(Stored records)
══════════

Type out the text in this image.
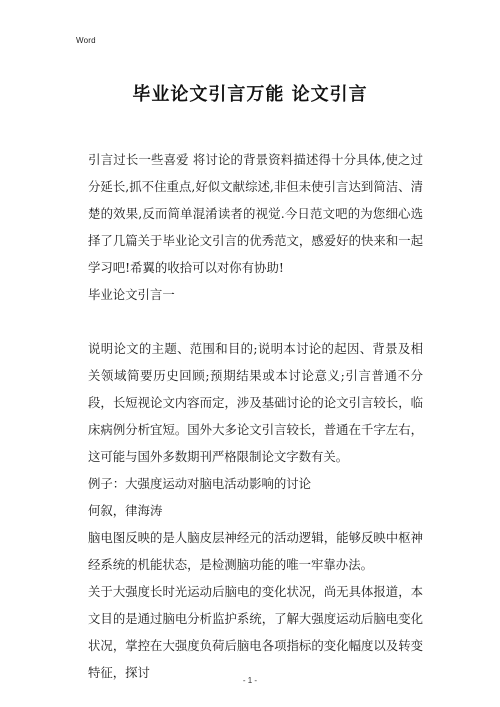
Word
毕业论文引言万能 论文引言

引言过长一些喜爱 将讨论的背景资料描述得十分具体,使之过分延长,抓不住重点,好似文献综述,非但未使引言达到简洁、清楚的效果,反而简单混淆读者的视觉.今日范文吧的为您细心选择了几篇关于毕业论文引言的优秀范文，感爱好的快来和一起学习吧!希翼的收拾可以对你有协助!

毕业论文引言一

说明论文的主题、范围和目的;说明本讨论的起因、背景及相关领域简要历史回顾;预期结果或本讨论意义;引言普通不分段，长短视论文内容而定，涉及基础讨论的论文引言较长，临床病例分析宜短。国外大多论文引言较长，普通在千字左右，这可能与国外多数期刊严格限制论文字数有关。

例子：大强度运动对脑电活动影响的讨论

何叙，律海涛

脑电图反映的是人脑皮层神经元的活动逻辑，能够反映中枢神经系统的机能状态，是检测脑功能的唯一牢靠办法。

关于大强度长时光运动后脑电的变化状况，尚无具体报道，本文目的是通过脑电分析监护系统，了解大强度运动后脑电变化状况，掌控在大强度负荷后脑电各项指标的变化幅度以及转变特征，探讨

- 1 -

══════════

## YOUR GOAL
Leave the images out and output the remaining material exactly as it stands.

## SOLUTION TO THE EXERCISE
Type out the text in this image.
Word
毕业论文引言万能 论文引言

引言过长一些喜爱 将讨论的背景资料描述得十分具体,使之过分延长,抓不住重点,好似文献综述,非但未使引言达到简洁、清楚的效果,反而简单混淆读者的视觉.今日范文吧的为您细心选择了几篇关于毕业论文引言的优秀范文，感爱好的快来和一起学习吧!希翼的收拾可以对你有协助!

毕业论文引言一

说明论文的主题、范围和目的;说明本讨论的起因、背景及相关领域简要历史回顾;预期结果或本讨论意义;引言普通不分段，长短视论文内容而定，涉及基础讨论的论文引言较长，临床病例分析宜短。国外大多论文引言较长，普通在千字左右，这可能与国外多数期刊严格限制论文字数有关。

例子：大强度运动对脑电活动影响的讨论

何叙，律海涛

脑电图反映的是人脑皮层神经元的活动逻辑，能够反映中枢神经系统的机能状态，是检测脑功能的唯一牢靠办法。

关于大强度长时光运动后脑电的变化状况，尚无具体报道，本文目的是通过脑电分析监护系统，了解大强度运动后脑电变化状况，掌控在大强度负荷后脑电各项指标的变化幅度以及转变特征，探讨

- 1 -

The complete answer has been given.